**Objective:**
Copy the data that follows, character for character, minus the pictures.

......

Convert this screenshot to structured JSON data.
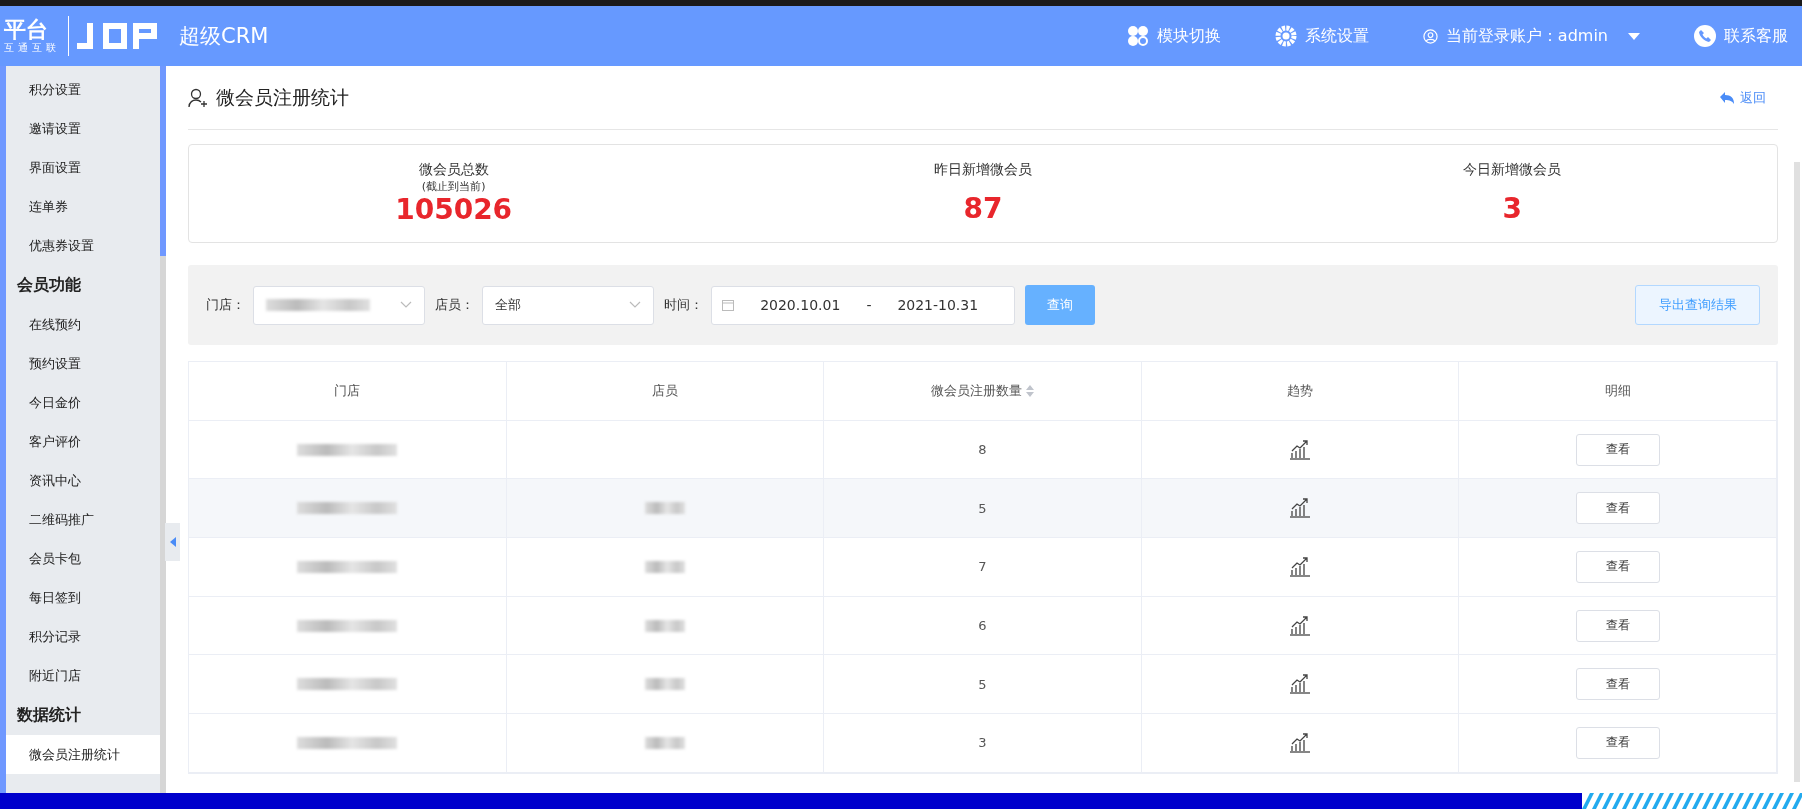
{
  "header": {
    "logo_text": "平台",
    "logo_sub": "互通互联",
    "app_title": "超级CRM",
    "nav": [
      {
        "kind": "modules",
        "label": "模块切换"
      },
      {
        "kind": "settings",
        "label": "系统设置"
      },
      {
        "kind": "account",
        "label": "当前登录账户：admin"
      },
      {
        "kind": "support",
        "label": "联系客服"
      }
    ]
  },
  "sidebar": {
    "items": [
      {
        "kind": "item",
        "label": "积分设置",
        "selected": false
      },
      {
        "kind": "item",
        "label": "邀请设置",
        "selected": false
      },
      {
        "kind": "item",
        "label": "界面设置",
        "selected": false
      },
      {
        "kind": "item",
        "label": "连单券",
        "selected": false
      },
      {
        "kind": "item",
        "label": "优惠券设置",
        "selected": false
      },
      {
        "kind": "group",
        "label": "会员功能",
        "selected": false
      },
      {
        "kind": "item",
        "label": "在线预约",
        "selected": false
      },
      {
        "kind": "item",
        "label": "预约设置",
        "selected": false
      },
      {
        "kind": "item",
        "label": "今日金价",
        "selected": false
      },
      {
        "kind": "item",
        "label": "客户评价",
        "selected": false
      },
      {
        "kind": "item",
        "label": "资讯中心",
        "selected": false
      },
      {
        "kind": "item",
        "label": "二维码推广",
        "selected": false
      },
      {
        "kind": "item",
        "label": "会员卡包",
        "selected": false
      },
      {
        "kind": "item",
        "label": "每日签到",
        "selected": false
      },
      {
        "kind": "item",
        "label": "积分记录",
        "selected": false
      },
      {
        "kind": "item",
        "label": "附近门店",
        "selected": false
      },
      {
        "kind": "group",
        "label": "数据统计",
        "selected": false
      },
      {
        "kind": "item",
        "label": "微会员注册统计",
        "selected": true
      }
    ]
  },
  "page": {
    "title": "微会员注册统计",
    "back": "返回"
  },
  "stats": [
    {
      "label": "微会员总数",
      "note": "(截止到当前)",
      "value": "105026"
    },
    {
      "label": "昨日新增微会员",
      "value": "87"
    },
    {
      "label": "今日新增微会员",
      "value": "3"
    }
  ],
  "filters": {
    "store_label": "门店：",
    "clerk_label": "店员：",
    "clerk_value": "全部",
    "time_label": "时间：",
    "date_from": "2020.10.01",
    "date_sep": "-",
    "date_to": "2021-10.31",
    "query_button": "查询",
    "export_button": "导出查询结果"
  },
  "table": {
    "columns": [
      {
        "label": "门店",
        "sortable": false
      },
      {
        "label": "店员",
        "sortable": false
      },
      {
        "label": "微会员注册数量",
        "sortable": true
      },
      {
        "label": "趋势",
        "sortable": false
      },
      {
        "label": "明细",
        "sortable": false
      }
    ],
    "rows": [
      {
        "clerk_blurred": false,
        "count": "8",
        "action": "查看",
        "highlighted": false
      },
      {
        "clerk_blurred": true,
        "count": "5",
        "action": "查看",
        "highlighted": true
      },
      {
        "clerk_blurred": true,
        "count": "7",
        "action": "查看",
        "highlighted": false
      },
      {
        "clerk_blurred": true,
        "count": "6",
        "action": "查看",
        "highlighted": false
      },
      {
        "clerk_blurred": true,
        "count": "5",
        "action": "查看",
        "highlighted": false
      },
      {
        "clerk_blurred": true,
        "count": "3",
        "action": "查看",
        "highlighted": false
      }
    ]
  }
}
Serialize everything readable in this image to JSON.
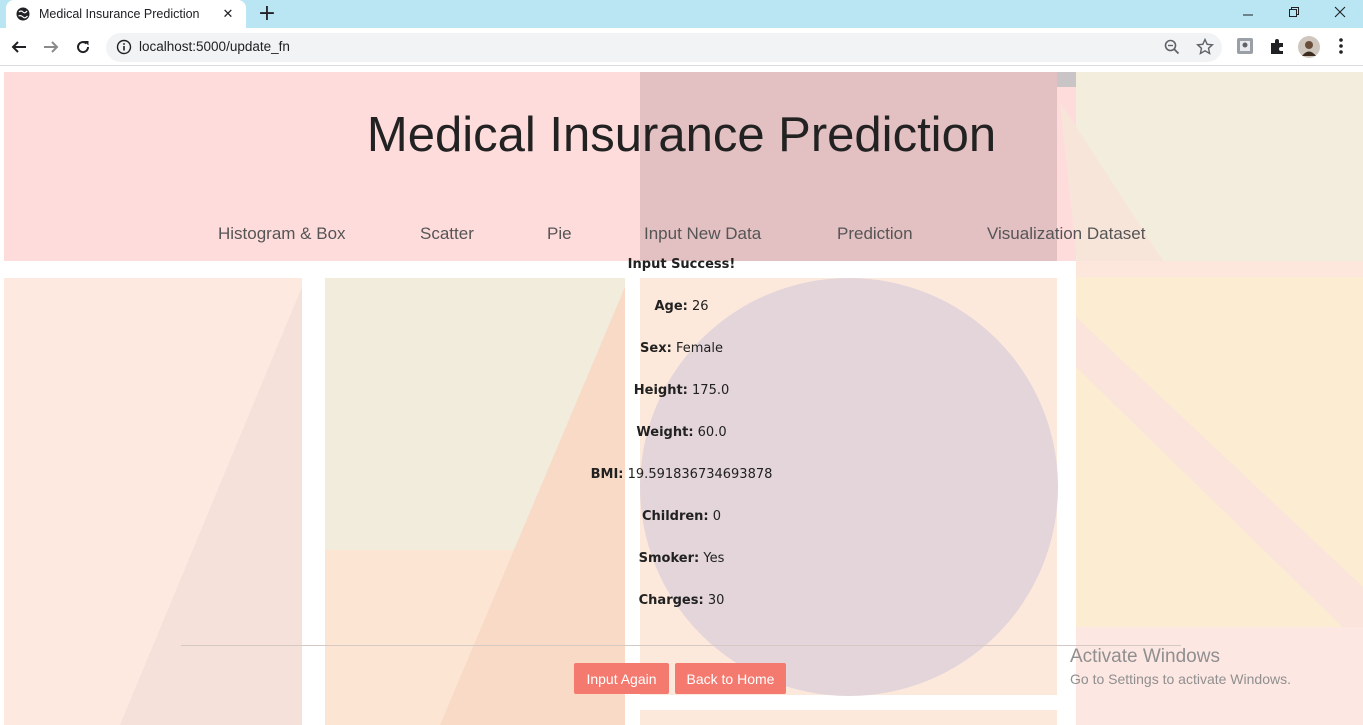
{
  "browser": {
    "tab_title": "Medical Insurance Prediction",
    "tab_close": "✕",
    "new_tab": "+",
    "url": "localhost:5000/update_fn"
  },
  "page": {
    "title": "Medical Insurance Prediction",
    "nav": [
      "Histogram & Box",
      "Scatter",
      "Pie",
      "Input New Data",
      "Prediction",
      "Visualization Dataset"
    ],
    "status": "Input Success!",
    "fields": [
      {
        "label": "Age:",
        "value": "26"
      },
      {
        "label": "Sex:",
        "value": "Female"
      },
      {
        "label": "Height:",
        "value": "175.0"
      },
      {
        "label": "Weight:",
        "value": "60.0"
      },
      {
        "label": "BMI:",
        "value": "19.591836734693878"
      },
      {
        "label": "Children:",
        "value": "0"
      },
      {
        "label": "Smoker:",
        "value": "Yes"
      },
      {
        "label": "Charges:",
        "value": "30"
      }
    ],
    "buttons": {
      "input_again": "Input Again",
      "back_home": "Back to Home"
    },
    "watermark": {
      "title": "Activate Windows",
      "subtitle": "Go to Settings to activate Windows."
    }
  },
  "colors": {
    "tabbar": "#b9e6f2",
    "button": "#f47a6f",
    "header_pink": "#ffdcdc",
    "circle": "#e3d5da"
  },
  "icons": [
    "globe-icon",
    "close-icon",
    "plus-icon",
    "minimize-icon",
    "restore-icon",
    "window-close-icon",
    "back-arrow-icon",
    "forward-arrow-icon",
    "reload-icon",
    "info-icon",
    "zoom-icon",
    "star-icon",
    "profile-extension-icon",
    "puzzle-icon",
    "avatar",
    "kebab-menu-icon"
  ]
}
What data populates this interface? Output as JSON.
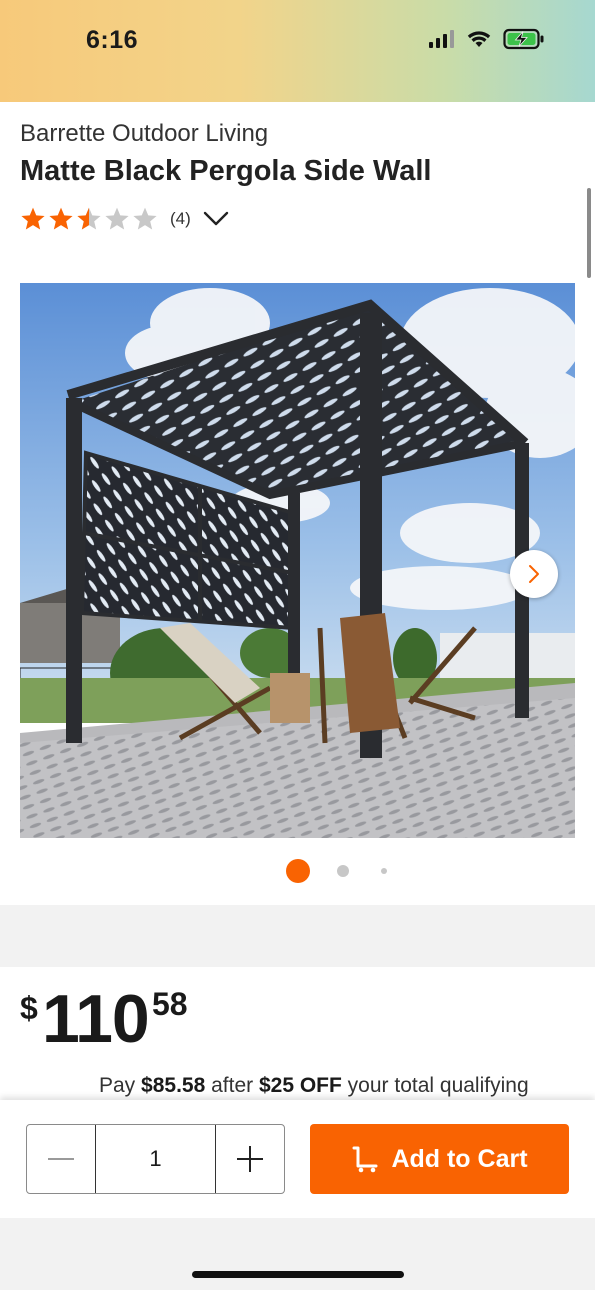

......

**Response to this task:**
Convert this screenshot to structured JSON data.
{
  "header": {
    "logo_text": "平台",
    "logo_sub": "互通互联",
    "app_title": "超级CRM",
    "nav": [
      {
        "kind": "modules",
        "label": "模块切换"
      },
      {
        "kind": "settings",
        "label": "系统设置"
      },
      {
        "kind": "account",
        "label": "当前登录账户：admin"
      },
      {
        "kind": "support",
        "label": "联系客服"
      }
    ]
  },
  "sidebar": {
    "items": [
      {
        "kind": "item",
        "label": "积分设置",
        "selected": false
      },
      {
        "kind": "item",
        "label": "邀请设置",
        "selected": false
      },
      {
        "kind": "item",
        "label": "界面设置",
        "selected": false
      },
      {
        "kind": "item",
        "label": "连单券",
        "selected": false
      },
      {
        "kind": "item",
        "label": "优惠券设置",
        "selected": false
      },
      {
        "kind": "group",
        "label": "会员功能",
        "selected": false
      },
      {
        "kind": "item",
        "label": "在线预约",
        "selected": false
      },
      {
        "kind": "item",
        "label": "预约设置",
        "selected": false
      },
      {
        "kind": "item",
        "label": "今日金价",
        "selected": false
      },
      {
        "kind": "item",
        "label": "客户评价",
        "selected": false
      },
      {
        "kind": "item",
        "label": "资讯中心",
        "selected": false
      },
      {
        "kind": "item",
        "label": "二维码推广",
        "selected": false
      },
      {
        "kind": "item",
        "label": "会员卡包",
        "selected": false
      },
      {
        "kind": "item",
        "label": "每日签到",
        "selected": false
      },
      {
        "kind": "item",
        "label": "积分记录",
        "selected": false
      },
      {
        "kind": "item",
        "label": "附近门店",
        "selected": false
      },
      {
        "kind": "group",
        "label": "数据统计",
        "selected": false
      },
      {
        "kind": "item",
        "label": "微会员注册统计",
        "selected": true
      }
    ]
  },
  "page": {
    "title": "微会员注册统计",
    "back": "返回"
  },
  "stats": [
    {
      "label": "微会员总数",
      "note": "(截止到当前)",
      "value": "105026"
    },
    {
      "label": "昨日新增微会员",
      "value": "87"
    },
    {
      "label": "今日新增微会员",
      "value": "3"
    }
  ],
  "filters": {
    "store_label": "门店：",
    "clerk_label": "店员：",
    "clerk_value": "全部",
    "time_label": "时间：",
    "date_from": "2020.10.01",
    "date_sep": "-",
    "date_to": "2021-10.31",
    "query_button": "查询",
    "export_button": "导出查询结果"
  },
  "table": {
    "columns": [
      {
        "label": "门店",
        "sortable": false
      },
      {
        "label": "店员",
        "sortable": false
      },
      {
        "label": "微会员注册数量",
        "sortable": true
      },
      {
        "label": "趋势",
        "sortable": false
      },
      {
        "label": "明细",
        "sortable": false
      }
    ],
    "rows": [
      {
        "clerk_blurred": false,
        "count": "8",
        "action": "查看",
        "highlighted": false
      },
      {
        "clerk_blurred": true,
        "count": "5",
        "action": "查看",
        "highlighted": true
      },
      {
        "clerk_blurred": true,
        "count": "7",
        "action": "查看",
        "highlighted": false
      },
      {
        "clerk_blurred": true,
        "count": "6",
        "action": "查看",
        "highlighted": false
      },
      {
        "clerk_blurred": true,
        "count": "5",
        "action": "查看",
        "highlighted": false
      },
      {
        "clerk_blurred": true,
        "count": "3",
        "action": "查看",
        "highlighted": false
      }
    ]
  }
}
Serialize everything readable in this image to JSON.
{
  "browser": {
    "tab_title": "Medical Insurance Prediction",
    "tab_close": "✕",
    "new_tab": "+",
    "url": "localhost:5000/update_fn"
  },
  "page": {
    "title": "Medical Insurance Prediction",
    "nav": [
      "Histogram & Box",
      "Scatter",
      "Pie",
      "Input New Data",
      "Prediction",
      "Visualization Dataset"
    ],
    "status": "Input Success!",
    "fields": [
      {
        "label": "Age:",
        "value": "26"
      },
      {
        "label": "Sex:",
        "value": "Female"
      },
      {
        "label": "Height:",
        "value": "175.0"
      },
      {
        "label": "Weight:",
        "value": "60.0"
      },
      {
        "label": "BMI:",
        "value": "19.591836734693878"
      },
      {
        "label": "Children:",
        "value": "0"
      },
      {
        "label": "Smoker:",
        "value": "Yes"
      },
      {
        "label": "Charges:",
        "value": "30"
      }
    ],
    "buttons": {
      "input_again": "Input Again",
      "back_home": "Back to Home"
    },
    "watermark": {
      "title": "Activate Windows",
      "subtitle": "Go to Settings to activate Windows."
    }
  },
  "colors": {
    "tabbar": "#b9e6f2",
    "button": "#f47a6f",
    "header_pink": "#ffdcdc",
    "circle": "#e3d5da"
  },
  "icons": [
    "globe-icon",
    "close-icon",
    "plus-icon",
    "minimize-icon",
    "restore-icon",
    "window-close-icon",
    "back-arrow-icon",
    "forward-arrow-icon",
    "reload-icon",
    "info-icon",
    "zoom-icon",
    "star-icon",
    "profile-extension-icon",
    "puzzle-icon",
    "avatar",
    "kebab-menu-icon"
  ]
}
What data populates this interface? Output as JSON.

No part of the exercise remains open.